═════ PROVIDED ENTRIES

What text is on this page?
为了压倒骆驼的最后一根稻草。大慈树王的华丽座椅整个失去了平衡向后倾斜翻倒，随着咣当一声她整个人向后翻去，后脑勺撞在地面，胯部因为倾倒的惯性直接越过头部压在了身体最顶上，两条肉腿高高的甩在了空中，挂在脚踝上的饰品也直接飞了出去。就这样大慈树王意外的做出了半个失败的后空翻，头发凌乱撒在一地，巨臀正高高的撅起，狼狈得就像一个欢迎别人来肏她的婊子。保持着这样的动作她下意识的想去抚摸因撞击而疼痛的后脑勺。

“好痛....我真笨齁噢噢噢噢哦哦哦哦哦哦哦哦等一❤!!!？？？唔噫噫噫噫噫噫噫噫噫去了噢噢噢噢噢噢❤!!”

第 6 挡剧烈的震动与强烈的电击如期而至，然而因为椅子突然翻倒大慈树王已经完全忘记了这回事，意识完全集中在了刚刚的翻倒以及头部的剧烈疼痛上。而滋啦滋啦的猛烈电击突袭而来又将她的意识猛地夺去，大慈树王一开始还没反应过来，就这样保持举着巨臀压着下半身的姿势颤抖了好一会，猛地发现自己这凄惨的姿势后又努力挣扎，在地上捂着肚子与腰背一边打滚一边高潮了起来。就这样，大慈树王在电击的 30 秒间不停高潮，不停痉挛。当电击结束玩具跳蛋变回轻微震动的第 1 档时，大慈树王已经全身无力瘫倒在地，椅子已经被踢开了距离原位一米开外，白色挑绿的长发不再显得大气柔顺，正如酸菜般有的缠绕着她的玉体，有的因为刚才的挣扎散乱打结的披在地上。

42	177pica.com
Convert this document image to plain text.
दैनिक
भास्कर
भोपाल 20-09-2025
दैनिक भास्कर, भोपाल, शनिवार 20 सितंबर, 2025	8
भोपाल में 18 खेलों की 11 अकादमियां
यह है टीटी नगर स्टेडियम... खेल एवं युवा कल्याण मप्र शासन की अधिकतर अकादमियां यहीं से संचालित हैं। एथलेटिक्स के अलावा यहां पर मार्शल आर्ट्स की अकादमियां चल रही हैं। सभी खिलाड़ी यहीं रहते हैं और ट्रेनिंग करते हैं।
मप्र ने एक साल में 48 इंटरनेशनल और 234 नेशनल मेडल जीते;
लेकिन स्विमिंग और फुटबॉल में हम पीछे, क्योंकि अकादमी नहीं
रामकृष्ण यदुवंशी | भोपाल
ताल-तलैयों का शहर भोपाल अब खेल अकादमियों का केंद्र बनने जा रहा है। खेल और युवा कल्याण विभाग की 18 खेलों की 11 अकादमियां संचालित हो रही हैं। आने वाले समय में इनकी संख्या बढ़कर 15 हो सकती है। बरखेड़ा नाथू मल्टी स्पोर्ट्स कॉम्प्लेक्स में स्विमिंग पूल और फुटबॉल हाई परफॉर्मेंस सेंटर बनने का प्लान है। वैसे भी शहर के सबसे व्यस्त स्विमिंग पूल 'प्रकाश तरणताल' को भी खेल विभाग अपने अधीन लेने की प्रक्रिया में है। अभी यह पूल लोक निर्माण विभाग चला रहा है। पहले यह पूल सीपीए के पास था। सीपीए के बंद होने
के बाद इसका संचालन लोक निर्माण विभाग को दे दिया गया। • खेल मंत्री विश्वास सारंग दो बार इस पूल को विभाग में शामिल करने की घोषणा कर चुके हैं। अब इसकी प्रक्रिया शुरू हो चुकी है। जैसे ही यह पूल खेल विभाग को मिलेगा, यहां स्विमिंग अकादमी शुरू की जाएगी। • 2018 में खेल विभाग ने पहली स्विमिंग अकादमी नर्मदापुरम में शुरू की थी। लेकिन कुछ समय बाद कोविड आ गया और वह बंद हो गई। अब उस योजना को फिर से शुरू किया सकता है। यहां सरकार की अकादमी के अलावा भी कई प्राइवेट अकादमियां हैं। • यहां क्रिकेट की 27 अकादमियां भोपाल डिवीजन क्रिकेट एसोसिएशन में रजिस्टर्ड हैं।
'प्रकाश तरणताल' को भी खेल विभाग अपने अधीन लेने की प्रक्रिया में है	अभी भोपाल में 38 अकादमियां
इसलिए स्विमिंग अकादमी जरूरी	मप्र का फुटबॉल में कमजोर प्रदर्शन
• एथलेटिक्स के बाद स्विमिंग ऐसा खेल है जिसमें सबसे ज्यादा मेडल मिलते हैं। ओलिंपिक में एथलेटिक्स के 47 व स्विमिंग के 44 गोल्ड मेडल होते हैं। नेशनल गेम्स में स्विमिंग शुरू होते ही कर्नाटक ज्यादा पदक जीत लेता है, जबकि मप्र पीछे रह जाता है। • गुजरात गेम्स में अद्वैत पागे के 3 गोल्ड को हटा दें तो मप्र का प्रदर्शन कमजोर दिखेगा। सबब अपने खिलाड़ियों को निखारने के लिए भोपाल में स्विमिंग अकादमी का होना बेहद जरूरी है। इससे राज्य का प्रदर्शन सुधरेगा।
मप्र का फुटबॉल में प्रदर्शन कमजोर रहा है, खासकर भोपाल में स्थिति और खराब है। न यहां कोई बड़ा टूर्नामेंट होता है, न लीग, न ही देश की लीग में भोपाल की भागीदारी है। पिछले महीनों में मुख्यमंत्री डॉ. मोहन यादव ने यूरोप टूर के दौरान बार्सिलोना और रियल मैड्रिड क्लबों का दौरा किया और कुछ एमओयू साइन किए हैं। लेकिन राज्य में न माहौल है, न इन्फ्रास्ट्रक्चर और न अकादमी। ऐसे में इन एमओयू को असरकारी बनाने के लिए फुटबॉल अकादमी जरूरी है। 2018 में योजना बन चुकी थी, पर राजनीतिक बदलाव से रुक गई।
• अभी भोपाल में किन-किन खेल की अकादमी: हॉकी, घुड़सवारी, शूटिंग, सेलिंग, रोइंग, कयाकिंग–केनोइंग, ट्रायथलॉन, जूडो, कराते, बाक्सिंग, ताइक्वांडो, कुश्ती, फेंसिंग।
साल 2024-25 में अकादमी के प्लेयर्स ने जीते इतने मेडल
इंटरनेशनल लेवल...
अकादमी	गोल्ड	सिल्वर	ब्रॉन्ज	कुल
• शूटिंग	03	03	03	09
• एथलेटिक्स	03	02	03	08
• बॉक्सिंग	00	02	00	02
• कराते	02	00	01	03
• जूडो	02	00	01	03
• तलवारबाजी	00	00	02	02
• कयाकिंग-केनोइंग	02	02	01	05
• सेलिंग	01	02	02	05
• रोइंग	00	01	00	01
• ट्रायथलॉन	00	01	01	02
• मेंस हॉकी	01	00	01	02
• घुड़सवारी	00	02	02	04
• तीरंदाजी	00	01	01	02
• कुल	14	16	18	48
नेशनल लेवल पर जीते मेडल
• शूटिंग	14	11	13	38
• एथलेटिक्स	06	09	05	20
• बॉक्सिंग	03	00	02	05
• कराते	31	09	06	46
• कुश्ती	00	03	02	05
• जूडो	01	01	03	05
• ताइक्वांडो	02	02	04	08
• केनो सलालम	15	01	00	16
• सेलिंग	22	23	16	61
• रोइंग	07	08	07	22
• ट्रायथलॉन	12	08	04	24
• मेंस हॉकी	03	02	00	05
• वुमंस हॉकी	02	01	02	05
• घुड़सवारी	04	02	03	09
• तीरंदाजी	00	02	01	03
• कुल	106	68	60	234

══════════

DIRECTIVE: Each record above should be output again exactly.

FINISHED TASK:
What text is on this page?
为了压倒骆驼的最后一根稻草。大慈树王的华丽座椅整个失去了平衡向后倾斜翻倒，随着咣当一声她整个人向后翻去，后脑勺撞在地面，胯部因为倾倒的惯性直接越过头部压在了身体最顶上，两条肉腿高高的甩在了空中，挂在脚踝上的饰品也直接飞了出去。就这样大慈树王意外的做出了半个失败的后空翻，头发凌乱撒在一地，巨臀正高高的撅起，狼狈得就像一个欢迎别人来肏她的婊子。保持着这样的动作她下意识的想去抚摸因撞击而疼痛的后脑勺。

“好痛....我真笨齁噢噢噢噢哦哦哦哦哦哦哦哦等一❤!!!？？？唔噫噫噫噫噫噫噫噫噫去了噢噢噢噢噢噢❤!!”

第 6 挡剧烈的震动与强烈的电击如期而至，然而因为椅子突然翻倒大慈树王已经完全忘记了这回事，意识完全集中在了刚刚的翻倒以及头部的剧烈疼痛上。而滋啦滋啦的猛烈电击突袭而来又将她的意识猛地夺去，大慈树王一开始还没反应过来，就这样保持举着巨臀压着下半身的姿势颤抖了好一会，猛地发现自己这凄惨的姿势后又努力挣扎，在地上捂着肚子与腰背一边打滚一边高潮了起来。就这样，大慈树王在电击的 30 秒间不停高潮，不停痉挛。当电击结束玩具跳蛋变回轻微震动的第 1 档时，大慈树王已经全身无力瘫倒在地，椅子已经被踢开了距离原位一米开外，白色挑绿的长发不再显得大气柔顺，正如酸菜般有的缠绕着她的玉体，有的因为刚才的挣扎散乱打结的披在地上。

42	177pica.com
Convert this document image to plain text.
दैनिक
भास्कर
भोपाल 20-09-2025
दैनिक भास्कर, भोपाल, शनिवार 20 सितंबर, 2025	8
भोपाल में 18 खेलों की 11 अकादमियां
यह है टीटी नगर स्टेडियम... खेल एवं युवा कल्याण मप्र शासन की अधिकतर अकादमियां यहीं से संचालित हैं। एथलेटिक्स के अलावा यहां पर मार्शल आर्ट्स की अकादमियां चल रही हैं। सभी खिलाड़ी यहीं रहते हैं और ट्रेनिंग करते हैं।
मप्र ने एक साल में 48 इंटरनेशनल और 234 नेशनल मेडल जीते;
लेकिन स्विमिंग और फुटबॉल में हम पीछे, क्योंकि अकादमी नहीं
रामकृष्ण यदुवंशी | भोपाल
ताल-तलैयों का शहर भोपाल अब खेल अकादमियों का केंद्र बनने जा रहा है। खेल और युवा कल्याण विभाग की 18 खेलों की 11 अकादमियां संचालित हो रही हैं। आने वाले समय में इनकी संख्या बढ़कर 15 हो सकती है। बरखेड़ा नाथू मल्टी स्पोर्ट्स कॉम्प्लेक्स में स्विमिंग पूल और फुटबॉल हाई परफॉर्मेंस सेंटर बनने का प्लान है। वैसे भी शहर के सबसे व्यस्त स्विमिंग पूल 'प्रकाश तरणताल' को भी खेल विभाग अपने अधीन लेने की प्रक्रिया में है। अभी यह पूल लोक निर्माण विभाग चला रहा है। पहले यह पूल सीपीए के पास था। सीपीए के बंद होने
के बाद इसका संचालन लोक निर्माण विभाग को दे दिया गया। • खेल मंत्री विश्वास सारंग दो बार इस पूल को विभाग में शामिल करने की घोषणा कर चुके हैं। अब इसकी प्रक्रिया शुरू हो चुकी है। जैसे ही यह पूल खेल विभाग को मिलेगा, यहां स्विमिंग अकादमी शुरू की जाएगी। • 2018 में खेल विभाग ने पहली स्विमिंग अकादमी नर्मदापुरम में शुरू की थी। लेकिन कुछ समय बाद कोविड आ गया और वह बंद हो गई। अब उस योजना को फिर से शुरू किया सकता है। यहां सरकार की अकादमी के अलावा भी कई प्राइवेट अकादमियां हैं। • यहां क्रिकेट की 27 अकादमियां भोपाल डिवीजन क्रिकेट एसोसिएशन में रजिस्टर्ड हैं।
'प्रकाश तरणताल' को भी खेल विभाग अपने अधीन लेने की प्रक्रिया में है	अभी भोपाल में 38 अकादमियां
इसलिए स्विमिंग अकादमी जरूरी	मप्र का फुटबॉल में कमजोर प्रदर्शन
• एथलेटिक्स के बाद स्विमिंग ऐसा खेल है जिसमें सबसे ज्यादा मेडल मिलते हैं। ओलिंपिक में एथलेटिक्स के 47 व स्विमिंग के 44 गोल्ड मेडल होते हैं। नेशनल गेम्स में स्विमिंग शुरू होते ही कर्नाटक ज्यादा पदक जीत लेता है, जबकि मप्र पीछे रह जाता है। • गुजरात गेम्स में अद्वैत पागे के 3 गोल्ड को हटा दें तो मप्र का प्रदर्शन कमजोर दिखेगा। सबब अपने खिलाड़ियों को निखारने के लिए भोपाल में स्विमिंग अकादमी का होना बेहद जरूरी है। इससे राज्य का प्रदर्शन सुधरेगा।
मप्र का फुटबॉल में प्रदर्शन कमजोर रहा है, खासकर भोपाल में स्थिति और खराब है। न यहां कोई बड़ा टूर्नामेंट होता है, न लीग, न ही देश की लीग में भोपाल की भागीदारी है। पिछले महीनों में मुख्यमंत्री डॉ. मोहन यादव ने यूरोप टूर के दौरान बार्सिलोना और रियल मैड्रिड क्लबों का दौरा किया और कुछ एमओयू साइन किए हैं। लेकिन राज्य में न माहौल है, न इन्फ्रास्ट्रक्चर और न अकादमी। ऐसे में इन एमओयू को असरकारी बनाने के लिए फुटबॉल अकादमी जरूरी है। 2018 में योजना बन चुकी थी, पर राजनीतिक बदलाव से रुक गई।
• अभी भोपाल में किन-किन खेल की अकादमी: हॉकी, घुड़सवारी, शूटिंग, सेलिंग, रोइंग, कयाकिंग–केनोइंग, ट्रायथलॉन, जूडो, कराते, बाक्सिंग, ताइक्वांडो, कुश्ती, फेंसिंग।
साल 2024-25 में अकादमी के प्लेयर्स ने जीते इतने मेडल
इंटरनेशनल लेवल...
अकादमी	गोल्ड	सिल्वर	ब्रॉन्ज	कुल
• शूटिंग	03	03	03	09
• एथलेटिक्स	03	02	03	08
• बॉक्सिंग	00	02	00	02
• कराते	02	00	01	03
• जूडो	02	00	01	03
• तलवारबाजी	00	00	02	02
• कयाकिंग-केनोइंग	02	02	01	05
• सेलिंग	01	02	02	05
• रोइंग	00	01	00	01
• ट्रायथलॉन	00	01	01	02
• मेंस हॉकी	01	00	01	02
• घुड़सवारी	00	02	02	04
• तीरंदाजी	00	01	01	02
• कुल	14	16	18	48
नेशनल लेवल पर जीते मेडल
• शूटिंग	14	11	13	38
• एथलेटिक्स	06	09	05	20
• बॉक्सिंग	03	00	02	05
• कराते	31	09	06	46
• कुश्ती	00	03	02	05
• जूडो	01	01	03	05
• ताइक्वांडो	02	02	04	08
• केनो सलालम	15	01	00	16
• सेलिंग	22	23	16	61
• रोइंग	07	08	07	22
• ट्रायथलॉन	12	08	04	24
• मेंस हॉकी	03	02	00	05
• वुमंस हॉकी	02	01	02	05
• घुड़सवारी	04	02	03	09
• तीरंदाजी	00	02	01	03
• कुल	106	68	60	234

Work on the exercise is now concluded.